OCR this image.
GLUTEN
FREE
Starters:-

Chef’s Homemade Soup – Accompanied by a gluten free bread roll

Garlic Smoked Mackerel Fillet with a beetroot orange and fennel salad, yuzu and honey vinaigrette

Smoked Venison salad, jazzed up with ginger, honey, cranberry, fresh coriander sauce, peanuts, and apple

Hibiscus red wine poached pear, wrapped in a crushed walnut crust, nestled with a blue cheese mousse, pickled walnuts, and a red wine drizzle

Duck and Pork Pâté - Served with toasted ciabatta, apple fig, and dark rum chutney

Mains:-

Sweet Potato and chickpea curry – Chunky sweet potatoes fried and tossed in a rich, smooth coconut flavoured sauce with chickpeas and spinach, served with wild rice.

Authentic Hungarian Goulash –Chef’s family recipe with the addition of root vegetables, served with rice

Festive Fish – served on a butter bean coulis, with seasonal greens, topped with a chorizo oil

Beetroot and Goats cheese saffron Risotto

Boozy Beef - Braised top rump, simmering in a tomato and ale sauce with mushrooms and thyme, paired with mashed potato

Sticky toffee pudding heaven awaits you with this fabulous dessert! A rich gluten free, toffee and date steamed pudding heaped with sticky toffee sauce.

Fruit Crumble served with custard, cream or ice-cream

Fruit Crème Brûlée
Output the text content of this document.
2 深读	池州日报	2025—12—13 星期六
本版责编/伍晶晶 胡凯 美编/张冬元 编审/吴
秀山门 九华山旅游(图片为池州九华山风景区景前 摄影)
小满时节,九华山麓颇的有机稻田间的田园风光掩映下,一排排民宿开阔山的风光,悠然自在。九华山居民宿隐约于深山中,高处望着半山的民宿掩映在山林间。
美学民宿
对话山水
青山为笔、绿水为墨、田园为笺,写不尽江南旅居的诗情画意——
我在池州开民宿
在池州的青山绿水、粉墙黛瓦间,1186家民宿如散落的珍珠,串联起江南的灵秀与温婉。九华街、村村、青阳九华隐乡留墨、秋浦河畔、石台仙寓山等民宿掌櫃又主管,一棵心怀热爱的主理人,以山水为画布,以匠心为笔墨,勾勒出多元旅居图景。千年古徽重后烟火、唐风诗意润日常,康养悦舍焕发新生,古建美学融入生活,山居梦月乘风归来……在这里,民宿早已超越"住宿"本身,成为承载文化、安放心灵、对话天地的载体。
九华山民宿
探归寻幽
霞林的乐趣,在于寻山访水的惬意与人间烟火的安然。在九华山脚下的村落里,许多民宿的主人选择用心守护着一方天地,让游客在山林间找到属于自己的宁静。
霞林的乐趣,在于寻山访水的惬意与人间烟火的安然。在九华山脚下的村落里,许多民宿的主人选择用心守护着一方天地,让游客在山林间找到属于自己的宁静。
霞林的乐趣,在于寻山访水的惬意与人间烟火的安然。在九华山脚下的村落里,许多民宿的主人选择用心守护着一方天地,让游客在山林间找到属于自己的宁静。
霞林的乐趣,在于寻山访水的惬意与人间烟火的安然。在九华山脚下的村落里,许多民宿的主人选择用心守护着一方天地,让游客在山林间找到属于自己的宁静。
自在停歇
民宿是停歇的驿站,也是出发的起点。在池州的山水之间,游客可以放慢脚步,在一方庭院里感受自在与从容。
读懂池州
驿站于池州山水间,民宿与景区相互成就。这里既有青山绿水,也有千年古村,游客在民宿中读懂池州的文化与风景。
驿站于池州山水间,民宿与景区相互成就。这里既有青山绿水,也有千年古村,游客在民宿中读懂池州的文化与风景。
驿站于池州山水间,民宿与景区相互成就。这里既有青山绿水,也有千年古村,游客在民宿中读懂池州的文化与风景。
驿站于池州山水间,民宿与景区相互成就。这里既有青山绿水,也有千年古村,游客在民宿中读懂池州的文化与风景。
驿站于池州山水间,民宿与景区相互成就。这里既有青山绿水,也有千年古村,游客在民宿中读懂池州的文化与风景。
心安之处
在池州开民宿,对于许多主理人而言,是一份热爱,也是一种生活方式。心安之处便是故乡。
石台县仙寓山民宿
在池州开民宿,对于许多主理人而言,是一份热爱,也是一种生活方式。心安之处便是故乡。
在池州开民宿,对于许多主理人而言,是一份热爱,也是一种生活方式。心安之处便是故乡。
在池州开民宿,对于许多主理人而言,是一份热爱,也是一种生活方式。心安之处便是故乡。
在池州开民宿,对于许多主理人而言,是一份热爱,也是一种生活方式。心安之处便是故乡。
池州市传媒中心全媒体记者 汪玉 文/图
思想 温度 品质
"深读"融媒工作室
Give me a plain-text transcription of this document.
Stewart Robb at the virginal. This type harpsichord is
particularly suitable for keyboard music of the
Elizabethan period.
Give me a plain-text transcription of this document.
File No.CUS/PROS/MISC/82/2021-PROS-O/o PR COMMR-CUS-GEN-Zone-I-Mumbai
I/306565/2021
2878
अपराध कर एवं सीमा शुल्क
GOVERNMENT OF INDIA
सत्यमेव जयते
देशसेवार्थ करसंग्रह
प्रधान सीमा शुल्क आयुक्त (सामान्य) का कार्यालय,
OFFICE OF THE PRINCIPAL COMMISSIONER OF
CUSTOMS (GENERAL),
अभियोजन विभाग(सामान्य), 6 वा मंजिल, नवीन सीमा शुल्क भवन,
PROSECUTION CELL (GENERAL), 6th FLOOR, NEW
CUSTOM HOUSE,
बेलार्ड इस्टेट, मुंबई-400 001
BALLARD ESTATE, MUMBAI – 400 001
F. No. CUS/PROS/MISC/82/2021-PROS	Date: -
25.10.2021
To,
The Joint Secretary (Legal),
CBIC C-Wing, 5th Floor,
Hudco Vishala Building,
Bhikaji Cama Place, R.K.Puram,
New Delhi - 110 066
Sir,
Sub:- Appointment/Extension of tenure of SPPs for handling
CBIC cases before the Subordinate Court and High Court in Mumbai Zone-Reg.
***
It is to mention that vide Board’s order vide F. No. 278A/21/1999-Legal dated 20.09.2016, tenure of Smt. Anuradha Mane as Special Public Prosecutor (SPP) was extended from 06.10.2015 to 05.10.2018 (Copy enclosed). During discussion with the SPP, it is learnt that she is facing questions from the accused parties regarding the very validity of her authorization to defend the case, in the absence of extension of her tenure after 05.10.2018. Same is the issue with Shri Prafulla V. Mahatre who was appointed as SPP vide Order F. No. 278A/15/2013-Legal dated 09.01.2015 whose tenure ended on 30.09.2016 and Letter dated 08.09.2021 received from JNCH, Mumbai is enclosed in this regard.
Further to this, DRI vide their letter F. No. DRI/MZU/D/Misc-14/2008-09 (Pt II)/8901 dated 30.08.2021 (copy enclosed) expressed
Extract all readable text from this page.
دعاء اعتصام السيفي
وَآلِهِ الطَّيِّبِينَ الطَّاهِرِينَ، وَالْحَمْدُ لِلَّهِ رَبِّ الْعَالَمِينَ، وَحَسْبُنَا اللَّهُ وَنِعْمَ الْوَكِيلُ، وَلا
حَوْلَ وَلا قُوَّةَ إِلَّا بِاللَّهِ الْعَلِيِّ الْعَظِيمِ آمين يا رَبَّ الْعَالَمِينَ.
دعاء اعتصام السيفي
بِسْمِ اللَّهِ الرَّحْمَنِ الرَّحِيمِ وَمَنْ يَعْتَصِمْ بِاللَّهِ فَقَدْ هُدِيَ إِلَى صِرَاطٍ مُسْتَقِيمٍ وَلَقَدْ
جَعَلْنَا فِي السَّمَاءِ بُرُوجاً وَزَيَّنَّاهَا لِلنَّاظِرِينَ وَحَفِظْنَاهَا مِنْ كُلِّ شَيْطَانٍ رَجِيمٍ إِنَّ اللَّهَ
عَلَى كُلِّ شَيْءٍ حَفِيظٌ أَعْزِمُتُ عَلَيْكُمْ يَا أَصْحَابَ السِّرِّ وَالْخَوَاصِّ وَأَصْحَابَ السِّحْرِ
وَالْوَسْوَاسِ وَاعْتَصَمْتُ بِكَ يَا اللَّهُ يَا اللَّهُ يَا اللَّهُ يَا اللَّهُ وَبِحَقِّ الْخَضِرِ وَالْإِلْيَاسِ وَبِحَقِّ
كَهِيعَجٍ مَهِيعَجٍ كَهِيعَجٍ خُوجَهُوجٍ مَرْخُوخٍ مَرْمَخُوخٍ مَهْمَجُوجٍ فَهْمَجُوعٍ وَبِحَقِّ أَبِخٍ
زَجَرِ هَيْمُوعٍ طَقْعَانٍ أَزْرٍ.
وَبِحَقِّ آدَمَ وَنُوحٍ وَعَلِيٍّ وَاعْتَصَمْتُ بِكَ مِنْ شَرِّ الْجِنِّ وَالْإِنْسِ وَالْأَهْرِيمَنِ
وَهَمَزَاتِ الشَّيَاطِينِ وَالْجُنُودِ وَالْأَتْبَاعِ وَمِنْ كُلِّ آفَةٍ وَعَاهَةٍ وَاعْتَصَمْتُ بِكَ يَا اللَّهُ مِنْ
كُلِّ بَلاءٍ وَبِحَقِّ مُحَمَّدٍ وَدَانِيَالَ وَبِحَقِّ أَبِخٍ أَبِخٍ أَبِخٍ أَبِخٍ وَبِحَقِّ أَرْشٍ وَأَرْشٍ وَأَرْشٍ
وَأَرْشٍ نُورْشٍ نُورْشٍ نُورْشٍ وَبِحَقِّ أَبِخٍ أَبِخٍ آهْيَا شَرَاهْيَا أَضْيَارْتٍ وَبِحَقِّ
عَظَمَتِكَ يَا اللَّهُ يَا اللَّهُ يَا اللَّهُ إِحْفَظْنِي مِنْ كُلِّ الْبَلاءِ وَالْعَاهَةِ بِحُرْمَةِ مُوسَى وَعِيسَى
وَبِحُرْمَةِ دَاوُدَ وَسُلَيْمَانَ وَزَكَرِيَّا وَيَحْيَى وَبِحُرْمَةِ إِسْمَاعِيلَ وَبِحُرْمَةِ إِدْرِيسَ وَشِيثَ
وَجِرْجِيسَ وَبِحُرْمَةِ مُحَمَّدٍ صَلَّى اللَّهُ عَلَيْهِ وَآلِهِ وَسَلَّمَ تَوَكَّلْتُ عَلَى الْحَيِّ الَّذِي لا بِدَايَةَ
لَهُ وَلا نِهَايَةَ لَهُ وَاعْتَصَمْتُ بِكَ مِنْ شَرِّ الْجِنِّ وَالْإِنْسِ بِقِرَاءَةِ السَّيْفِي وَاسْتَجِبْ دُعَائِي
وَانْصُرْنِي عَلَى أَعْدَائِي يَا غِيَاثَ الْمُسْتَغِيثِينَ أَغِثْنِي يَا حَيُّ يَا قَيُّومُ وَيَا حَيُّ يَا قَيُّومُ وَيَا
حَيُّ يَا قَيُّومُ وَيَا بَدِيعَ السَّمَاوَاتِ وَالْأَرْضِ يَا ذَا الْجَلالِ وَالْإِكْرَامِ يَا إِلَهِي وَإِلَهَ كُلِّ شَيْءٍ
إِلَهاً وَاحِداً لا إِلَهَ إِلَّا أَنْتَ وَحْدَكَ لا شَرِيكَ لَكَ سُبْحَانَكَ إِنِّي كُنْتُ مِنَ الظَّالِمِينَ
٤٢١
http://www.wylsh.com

■ **TASK INSTRUCTIONS**
How many lines in the records above contain the word "sauce"? Give only the number.

■ **WRITTEN RESPONSE**
4